- **Problem to solve**
Find every line with the word "through" and give their count, nothing else.

- **Exercise materials**
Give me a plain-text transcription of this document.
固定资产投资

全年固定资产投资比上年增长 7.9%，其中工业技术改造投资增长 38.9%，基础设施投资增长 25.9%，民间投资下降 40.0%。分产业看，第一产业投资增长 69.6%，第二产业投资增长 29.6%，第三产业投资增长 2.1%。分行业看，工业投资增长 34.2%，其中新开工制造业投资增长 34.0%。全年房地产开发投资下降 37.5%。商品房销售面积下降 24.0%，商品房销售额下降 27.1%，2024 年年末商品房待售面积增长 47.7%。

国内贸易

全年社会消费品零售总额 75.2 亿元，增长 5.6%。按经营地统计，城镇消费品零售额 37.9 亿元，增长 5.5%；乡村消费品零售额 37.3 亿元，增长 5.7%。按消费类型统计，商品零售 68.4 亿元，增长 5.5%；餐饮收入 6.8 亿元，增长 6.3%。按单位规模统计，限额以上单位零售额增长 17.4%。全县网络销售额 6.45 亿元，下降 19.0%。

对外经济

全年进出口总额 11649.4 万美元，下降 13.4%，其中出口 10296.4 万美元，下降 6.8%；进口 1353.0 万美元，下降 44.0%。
* * *
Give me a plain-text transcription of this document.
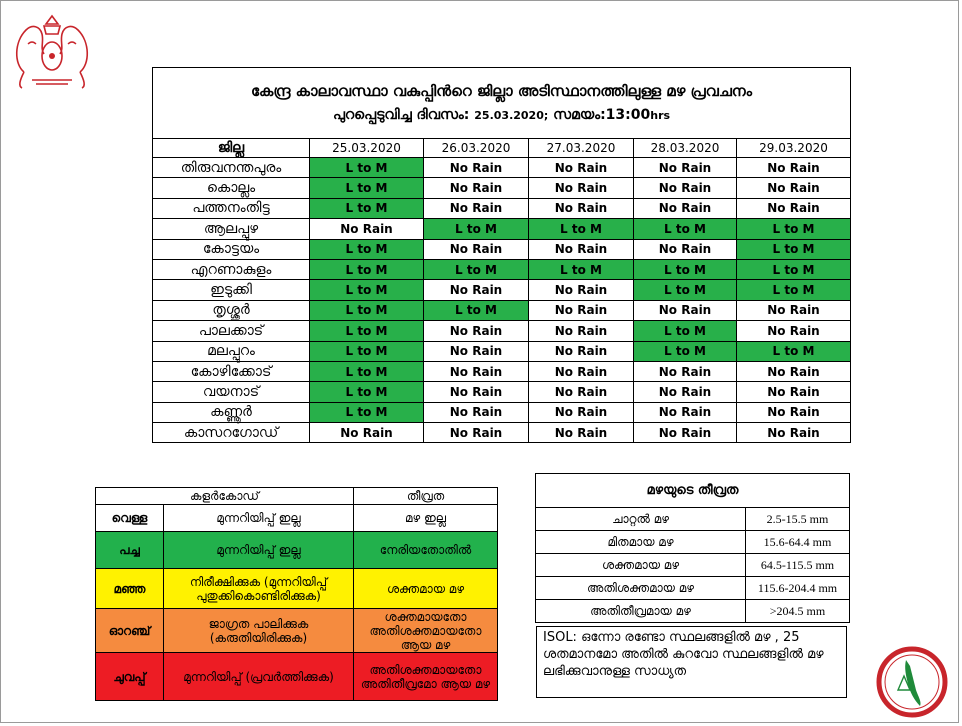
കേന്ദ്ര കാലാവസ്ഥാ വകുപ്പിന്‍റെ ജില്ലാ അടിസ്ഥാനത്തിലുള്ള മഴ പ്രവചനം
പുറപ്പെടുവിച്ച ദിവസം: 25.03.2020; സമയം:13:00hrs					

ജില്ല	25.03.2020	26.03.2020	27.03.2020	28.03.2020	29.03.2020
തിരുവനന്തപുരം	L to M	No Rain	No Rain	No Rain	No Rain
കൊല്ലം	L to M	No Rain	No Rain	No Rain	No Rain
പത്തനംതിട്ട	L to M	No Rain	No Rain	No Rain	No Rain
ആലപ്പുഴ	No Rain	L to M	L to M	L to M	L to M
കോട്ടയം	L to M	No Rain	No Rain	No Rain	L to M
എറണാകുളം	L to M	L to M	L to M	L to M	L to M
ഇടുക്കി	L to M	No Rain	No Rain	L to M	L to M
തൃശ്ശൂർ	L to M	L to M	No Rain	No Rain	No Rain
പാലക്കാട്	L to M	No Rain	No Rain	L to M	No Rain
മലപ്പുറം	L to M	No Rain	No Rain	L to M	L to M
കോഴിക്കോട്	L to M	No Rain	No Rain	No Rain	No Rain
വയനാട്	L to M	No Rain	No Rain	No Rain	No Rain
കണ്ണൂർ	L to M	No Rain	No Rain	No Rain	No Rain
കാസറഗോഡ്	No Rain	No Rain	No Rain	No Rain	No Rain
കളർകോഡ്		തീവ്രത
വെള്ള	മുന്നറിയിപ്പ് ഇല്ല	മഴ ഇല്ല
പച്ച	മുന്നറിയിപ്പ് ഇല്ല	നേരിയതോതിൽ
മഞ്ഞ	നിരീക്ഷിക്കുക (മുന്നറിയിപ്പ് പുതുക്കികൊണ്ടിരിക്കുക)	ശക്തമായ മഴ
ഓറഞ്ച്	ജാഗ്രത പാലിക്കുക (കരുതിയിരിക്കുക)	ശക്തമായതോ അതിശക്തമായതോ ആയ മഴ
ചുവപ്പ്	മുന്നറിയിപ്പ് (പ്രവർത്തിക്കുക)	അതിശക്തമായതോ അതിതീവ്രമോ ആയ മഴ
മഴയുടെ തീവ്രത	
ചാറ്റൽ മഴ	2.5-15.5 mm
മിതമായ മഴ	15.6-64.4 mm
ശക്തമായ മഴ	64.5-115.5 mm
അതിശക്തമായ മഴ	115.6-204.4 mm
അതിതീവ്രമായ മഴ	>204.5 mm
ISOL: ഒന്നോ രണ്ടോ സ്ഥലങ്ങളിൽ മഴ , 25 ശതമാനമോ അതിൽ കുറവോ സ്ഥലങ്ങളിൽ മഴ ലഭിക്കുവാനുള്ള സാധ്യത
==
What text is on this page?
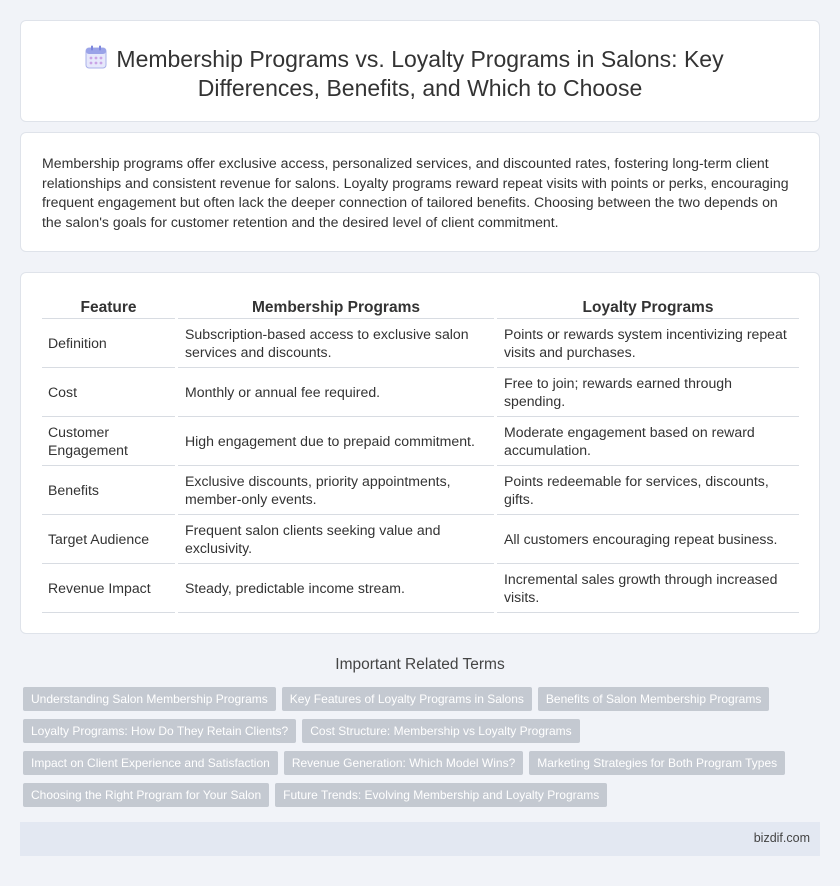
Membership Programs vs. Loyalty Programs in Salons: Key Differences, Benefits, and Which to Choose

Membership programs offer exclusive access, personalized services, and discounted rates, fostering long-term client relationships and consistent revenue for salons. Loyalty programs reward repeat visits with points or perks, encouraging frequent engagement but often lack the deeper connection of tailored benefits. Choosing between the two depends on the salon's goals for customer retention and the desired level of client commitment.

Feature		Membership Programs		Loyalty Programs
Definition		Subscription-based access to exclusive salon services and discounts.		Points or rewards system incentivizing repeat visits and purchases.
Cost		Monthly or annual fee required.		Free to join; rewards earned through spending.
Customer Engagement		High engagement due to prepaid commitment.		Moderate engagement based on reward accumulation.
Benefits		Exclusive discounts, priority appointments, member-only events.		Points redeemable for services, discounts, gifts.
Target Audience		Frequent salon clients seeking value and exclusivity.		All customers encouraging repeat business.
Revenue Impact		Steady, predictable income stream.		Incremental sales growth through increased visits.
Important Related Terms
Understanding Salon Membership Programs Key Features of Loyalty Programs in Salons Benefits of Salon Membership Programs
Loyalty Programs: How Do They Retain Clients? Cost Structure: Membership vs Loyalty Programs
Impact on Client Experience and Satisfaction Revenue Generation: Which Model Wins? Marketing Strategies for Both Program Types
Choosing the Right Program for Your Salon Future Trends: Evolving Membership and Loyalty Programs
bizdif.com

- **Output of the task**
2